▶ **Problem 1**: In the records, update the part that opens with the line containing "choose-revision-button[interactable] [605, 91, 629, 113]" and closes with the line containing "code-text: dmin::i [718, 462, 768, 479]", replacing "file-path" with "file-location" and leaving all else unchanged. Return only those lines.

─── Source extract ───

I agree with the pricing problem,nowadays i can only buy pam in europe where i can get tax refund (after the tax refund,372 will cost around us$ 8000-8500)

I do buy and collect pams because i like the (previous)pricing and simplicity of the watch though,i personally find the dial of rolex or breitling too busy and the price of ROO too high,however with the rising price,i think i will stop buying brand new pam and buy only the pre owned (pam 104 for less than 3000 euros seems like a good deal compared to brand new for around 5000 euros)

Personally i'm looking forward for pam 441 (on retail price and tax refund) and that's it..got no more pams that i want or like..


----------



## DocRandy (Mar 9, 2007)

─── Given data ───

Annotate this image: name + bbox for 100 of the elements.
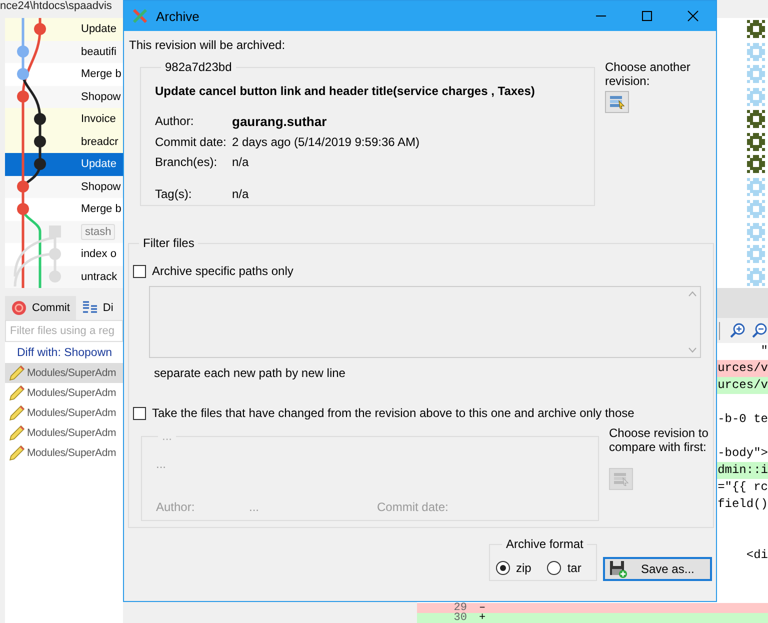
choose-revision-button[interactable] [605, 91, 629, 113]
field-value: ... [249, 500, 260, 514]
close-icon [687, 10, 699, 22]
checkbox[interactable]: Archive specific paths only [133, 264, 294, 278]
field-label: Commit date: [155, 135, 228, 149]
compare-message: ... [156, 457, 168, 471]
commit-dot[interactable] [34, 158, 46, 170]
compare-revision-label: Choose revision to compare with first: [609, 426, 709, 454]
code-text: -b-0 te [718, 411, 768, 428]
file-path: Modules/SuperAdm [27, 447, 116, 459]
code-text: + [479, 613, 486, 623]
file-row[interactable]: Modules/SuperAdm [5, 363, 123, 383]
commit-message: Update [81, 23, 116, 36]
diff-header: Diff with: Shopown [17, 346, 112, 358]
code-text: dmin::i [718, 462, 768, 479]
commit-message: Invoice [81, 113, 116, 126]
pencil-icon [8, 385, 26, 401]
zoom-out-icon[interactable] [752, 322, 768, 338]
commit-title: Update cancel button link and header title(service charges , Taxes) [155, 84, 536, 98]
hint-text: separate each new path by new line [154, 366, 346, 380]
commit-message: Shopow [81, 90, 121, 103]
circle-icon [11, 300, 27, 316]
window-title: Archive [156, 8, 200, 24]
pencil-icon [8, 425, 26, 441]
commit-dot[interactable] [34, 113, 46, 125]
field-value: n/a [232, 155, 250, 169]
field-value: n/a [232, 187, 250, 201]
file-path: Modules/SuperAdm [27, 427, 116, 439]
line-number: 29 [452, 603, 468, 613]
commit-dot[interactable] [34, 23, 46, 35]
line-number: 30 [452, 613, 468, 623]
compare-hash: ... [161, 429, 174, 443]
commit-message: breadcr [81, 136, 118, 148]
code-text: field() [718, 496, 768, 513]
commit-row[interactable]: Invoice [5, 108, 123, 130]
app-icon [132, 8, 148, 24]
checkbox[interactable]: Take the files that have changed from the revision above to this one and archive only those [133, 406, 634, 420]
commit-dot[interactable] [34, 136, 46, 148]
field-label: Author: [156, 500, 196, 514]
save-button[interactable]: Save as... [603, 557, 712, 581]
field-label: Tag(s): [155, 187, 193, 201]
code-text: ="{{ rc [718, 479, 768, 496]
group-title: Filter files [142, 236, 196, 250]
tab[interactable]: Di [76, 296, 120, 320]
field-label: Author: [155, 114, 195, 129]
field-value: 2 days ago (5/14/2019 9:59:36 AM) [232, 135, 420, 149]
scroll-down-icon[interactable] [688, 347, 696, 353]
scroll-up-icon[interactable] [688, 291, 696, 297]
commit-row[interactable]: Merge b [5, 63, 123, 86]
stash-marker[interactable] [49, 226, 61, 238]
commit-dot[interactable] [49, 270, 61, 282]
commit-message: untrack [81, 270, 118, 283]
field-value: gaurang.suthar [232, 114, 328, 129]
code-text: <di [746, 547, 768, 564]
commit-message: Update [81, 158, 116, 170]
revision-hash: 982a7d23bd [164, 60, 233, 74]
choose-revision-label: Choose another revision: [605, 60, 692, 88]
list-icon [609, 95, 625, 109]
file-path: Modules/SuperAdm [27, 387, 116, 399]
file-path: Modules/SuperAdm [27, 407, 116, 419]
commit-row[interactable]: Update [5, 18, 123, 40]
code-text: -body"> [718, 445, 768, 462]
list-icon [613, 472, 629, 486]
tab[interactable]: Commit [5, 296, 76, 320]
radio-button[interactable]: zip [496, 555, 532, 580]
file-path: Modules/SuperAdm [27, 367, 116, 379]
tab-strip [717, 288, 768, 318]
commit-dot[interactable] [17, 203, 29, 215]
commit-row[interactable]: Merge b [5, 198, 123, 220]
stash-tag: stash [81, 224, 116, 240]
maximize-icon [641, 10, 653, 22]
radio-button[interactable]: tar [547, 555, 582, 580]
commit-row[interactable]: Update [5, 153, 123, 176]
code-text: – [479, 603, 486, 613]
commit-message: index o [81, 248, 116, 260]
commit-message: Merge b [81, 203, 122, 216]
file-row[interactable]: Modules/SuperAdm [5, 383, 123, 403]
field-label: Commit date: [377, 500, 450, 514]
zoom-in-icon[interactable] [730, 322, 746, 338]
commit-dot[interactable] [17, 90, 29, 102]
pencil-icon [8, 365, 26, 381]
paths-field[interactable] [149, 286, 701, 358]
lines-icon [82, 300, 98, 316]
commit-dot[interactable] [17, 46, 29, 58]
file-row[interactable]: Modules/SuperAdm [5, 443, 123, 463]
commit-dot[interactable] [17, 68, 29, 80]
code-text: urces/v [718, 377, 768, 394]
commit-dot[interactable] [17, 180, 29, 192]
commit-dot[interactable] [49, 248, 61, 260]
file-row[interactable]: Modules/SuperAdm [5, 403, 123, 423]
intro-text: This revision will be archived: [129, 38, 286, 52]
code-text: " [760, 343, 768, 360]
commit-message: beautifi [81, 46, 116, 58]
field-label: Branch(es): [155, 155, 218, 169]
commit-message: Merge b [81, 68, 122, 80]
pencil-icon [8, 405, 26, 421]
code-text: urces/v [718, 360, 768, 377]
path-text: nce24\htdocs\spaadvis [0, 0, 112, 12]
filter-field[interactable]: Filter files using a reg [5, 320, 123, 342]
file-row[interactable]: Modules/SuperAdm [5, 423, 123, 443]
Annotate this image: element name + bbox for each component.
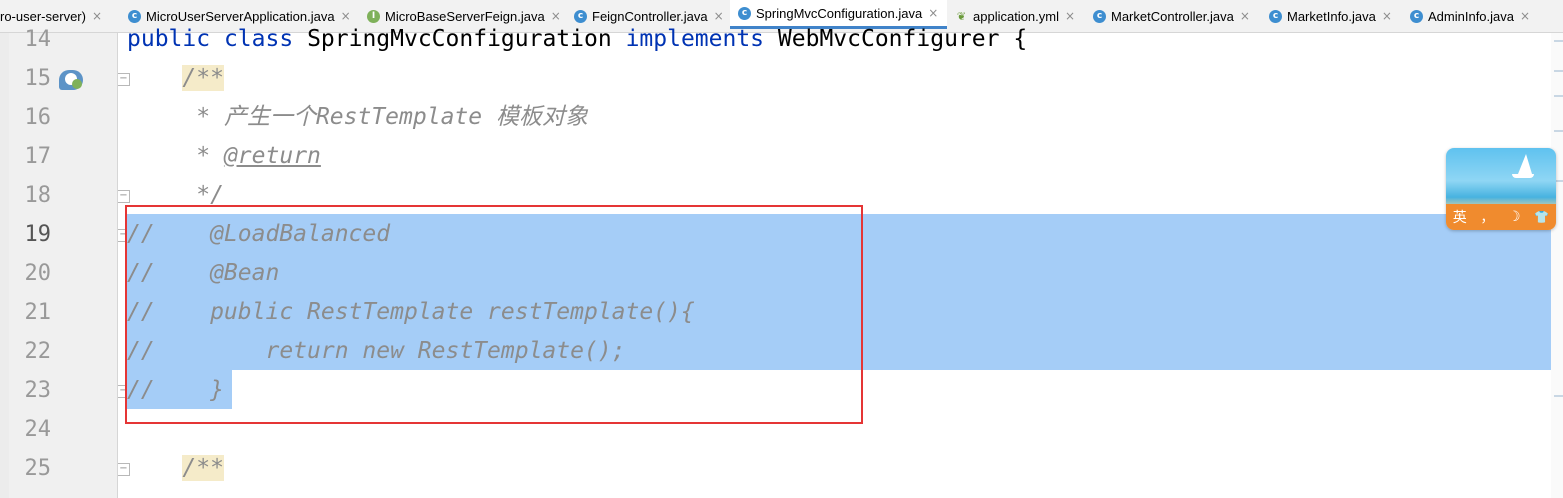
ime-punct-toggle[interactable]: ， — [1480, 207, 1494, 227]
close-icon[interactable]: × — [928, 6, 938, 20]
line-number: 20 — [24, 261, 52, 286]
shirt-icon[interactable]: 👕 — [1534, 210, 1549, 224]
sailboat-hull — [1512, 174, 1534, 178]
line-number-gutter: 14 15 16 17 18 19 20 21 22 23 24 25 − − … — [9, 27, 130, 498]
tab-label: MarketController.java — [1111, 8, 1234, 24]
close-icon[interactable]: × — [1382, 9, 1392, 23]
close-icon[interactable]: × — [1520, 9, 1530, 23]
class-icon: c — [1093, 9, 1106, 23]
code-line-14: public class SpringMvcConfiguration impl… — [127, 20, 1027, 59]
tab-label: AdminInfo.java — [1428, 8, 1514, 24]
scroll-marker[interactable] — [1554, 95, 1563, 97]
javadoc-text: * 产生一个RestTemplate 模板对象 — [196, 104, 588, 130]
code-line-25: /** — [127, 449, 224, 488]
scroll-marker[interactable] — [1554, 130, 1563, 132]
tab-market-info[interactable]: c MarketInfo.java × — [1269, 0, 1399, 32]
sailboat-icon — [1518, 154, 1532, 174]
class-icon: c — [738, 6, 751, 20]
brace: { — [1013, 26, 1028, 52]
line-number: 18 — [24, 183, 52, 208]
code-line-15: /** — [127, 59, 224, 98]
tab-admin-info[interactable]: c AdminInfo.java × — [1410, 0, 1563, 32]
class-name: SpringMvcConfiguration — [307, 26, 612, 52]
spring-bean-icon[interactable] — [59, 70, 83, 90]
keyword: public — [127, 26, 211, 52]
moon-icon[interactable]: ☽ — [1508, 209, 1521, 225]
code-line-17: * @return — [127, 137, 321, 176]
line-number: 23 — [24, 378, 52, 403]
interface-name: WebMvcConfigurer — [777, 26, 1000, 52]
tab-label: SpringMvcConfiguration.java — [756, 5, 923, 21]
line-number: 25 — [24, 456, 52, 481]
close-icon[interactable]: × — [92, 9, 102, 23]
ime-toolbar[interactable]: 英 ， ☽ 👕 — [1446, 204, 1556, 230]
tab-market-controller[interactable]: c MarketController.java × — [1093, 0, 1261, 32]
scroll-marker[interactable] — [1554, 70, 1563, 72]
javadoc-open: /** — [182, 65, 224, 91]
code-editor[interactable]: public class SpringMvcConfiguration impl… — [118, 26, 1563, 498]
scroll-marker[interactable] — [1554, 395, 1563, 397]
code-line-16: * 产生一个RestTemplate 模板对象 — [127, 98, 588, 137]
line-number: 17 — [24, 144, 52, 169]
class-icon: c — [1269, 9, 1282, 23]
code-line-23: // } — [127, 377, 224, 403]
line-number: 22 — [24, 339, 52, 364]
code-line-19: // @LoadBalanced — [127, 221, 391, 247]
keyword: class — [223, 26, 294, 52]
class-icon: c — [1410, 9, 1423, 23]
ime-widget[interactable]: 英 ， ☽ 👕 — [1446, 148, 1556, 230]
javadoc-star: * — [196, 143, 224, 169]
vertical-scrollbar[interactable] — [1551, 33, 1563, 498]
code-line-21: // public RestTemplate restTemplate(){ — [127, 299, 695, 325]
javadoc-close: */ — [196, 182, 224, 208]
tab-label: MarketInfo.java — [1287, 8, 1376, 24]
code-line-20: // @Bean — [127, 260, 280, 286]
line-number: 24 — [24, 417, 52, 442]
keyword: implements — [625, 26, 765, 52]
code-line-22: // return new RestTemplate(); — [127, 338, 626, 364]
close-icon[interactable]: × — [1240, 9, 1250, 23]
code-line-18: */ — [127, 176, 224, 215]
javadoc-open: /** — [182, 455, 224, 481]
scroll-marker[interactable] — [1554, 40, 1563, 42]
line-number: 16 — [24, 105, 52, 130]
line-number: 21 — [24, 300, 52, 325]
line-number: 14 — [24, 27, 52, 52]
ime-lang-toggle[interactable]: 英 — [1453, 207, 1467, 227]
line-number-current: 19 — [24, 222, 52, 247]
close-icon[interactable]: × — [1065, 9, 1075, 23]
javadoc-tag: @return — [223, 143, 321, 169]
line-number: 15 — [24, 66, 52, 91]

───

▶ **Problem 2**: Reproduce the part of the forum post on watch pricing that opens with the words "I agree with" and closes with "around us$ 8000-8500)".

▶ **Exercise response 1**:
choose-revision-button[interactable] [605, 91, 629, 113]
field-value: ... [249, 500, 260, 514]
close-icon [687, 10, 699, 22]
checkbox[interactable]: Archive specific paths only [133, 264, 294, 278]
field-label: Commit date: [155, 135, 228, 149]
compare-message: ... [156, 457, 168, 471]
commit-dot[interactable] [34, 158, 46, 170]
compare-revision-label: Choose revision to compare with first: [609, 426, 709, 454]
code-text: -b-0 te [718, 411, 768, 428]
file-location: Modules/SuperAdm [27, 447, 116, 459]
code-text: + [479, 613, 486, 623]
file-row[interactable]: Modules/SuperAdm [5, 363, 123, 383]
commit-message: Update [81, 23, 116, 36]
diff-header: Diff with: Shopown [17, 346, 112, 358]
code-text: dmin::i [718, 462, 768, 479]

▶ **Exercise response 2**:
I agree with the pricing problem,nowadays i can only buy pam in europe where i can get tax refund (after the tax refund,372 will cost around us$ 8000-8500)